● What is being asked
It is required that all of the data be written out exactly.

● Records provided
====

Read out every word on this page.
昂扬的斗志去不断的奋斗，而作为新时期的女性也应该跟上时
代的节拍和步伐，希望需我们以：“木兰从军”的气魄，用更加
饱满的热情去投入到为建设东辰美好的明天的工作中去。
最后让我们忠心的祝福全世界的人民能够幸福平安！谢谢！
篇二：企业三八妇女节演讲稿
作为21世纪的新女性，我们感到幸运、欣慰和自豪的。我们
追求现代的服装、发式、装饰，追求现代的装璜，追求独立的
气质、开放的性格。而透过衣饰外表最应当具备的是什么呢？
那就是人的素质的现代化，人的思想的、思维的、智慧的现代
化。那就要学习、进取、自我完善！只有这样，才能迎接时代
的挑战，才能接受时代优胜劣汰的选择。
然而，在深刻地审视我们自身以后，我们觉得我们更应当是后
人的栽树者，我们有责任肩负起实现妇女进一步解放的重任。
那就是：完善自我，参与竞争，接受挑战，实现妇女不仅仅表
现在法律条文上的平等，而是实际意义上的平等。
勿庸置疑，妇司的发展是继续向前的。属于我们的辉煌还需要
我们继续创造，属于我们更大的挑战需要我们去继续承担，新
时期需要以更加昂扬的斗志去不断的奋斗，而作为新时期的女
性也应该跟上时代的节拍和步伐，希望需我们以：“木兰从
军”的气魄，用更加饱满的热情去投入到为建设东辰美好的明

====

● Answer for the task
Read out every word on this page.
昂扬的斗志去不断的奋斗，而作为新时期的女性也应该跟上时
代的节拍和步伐，希望需我们以：“木兰从军”的气魄，用更加
饱满的热情去投入到为建设东辰美好的明天的工作中去。
最后让我们忠心的祝福全世界的人民能够幸福平安！谢谢！
篇二：企业三八妇女节演讲稿
作为21世纪的新女性，我们感到幸运、欣慰和自豪的。我们
追求现代的服装、发式、装饰，追求现代的装璜，追求独立的
气质、开放的性格。而透过衣饰外表最应当具备的是什么呢？
那就是人的素质的现代化，人的思想的、思维的、智慧的现代
化。那就要学习、进取、自我完善！只有这样，才能迎接时代
的挑战，才能接受时代优胜劣汰的选择。
然而，在深刻地审视我们自身以后，我们觉得我们更应当是后
人的栽树者，我们有责任肩负起实现妇女进一步解放的重任。
那就是：完善自我，参与竞争，接受挑战，实现妇女不仅仅表
现在法律条文上的平等，而是实际意义上的平等。
勿庸置疑，妇司的发展是继续向前的。属于我们的辉煌还需要
我们继续创造，属于我们更大的挑战需要我们去继续承担，新
时期需要以更加昂扬的斗志去不断的奋斗，而作为新时期的女
性也应该跟上时代的节拍和步伐，希望需我们以：“木兰从
军”的气魄，用更加饱满的热情去投入到为建设东辰美好的明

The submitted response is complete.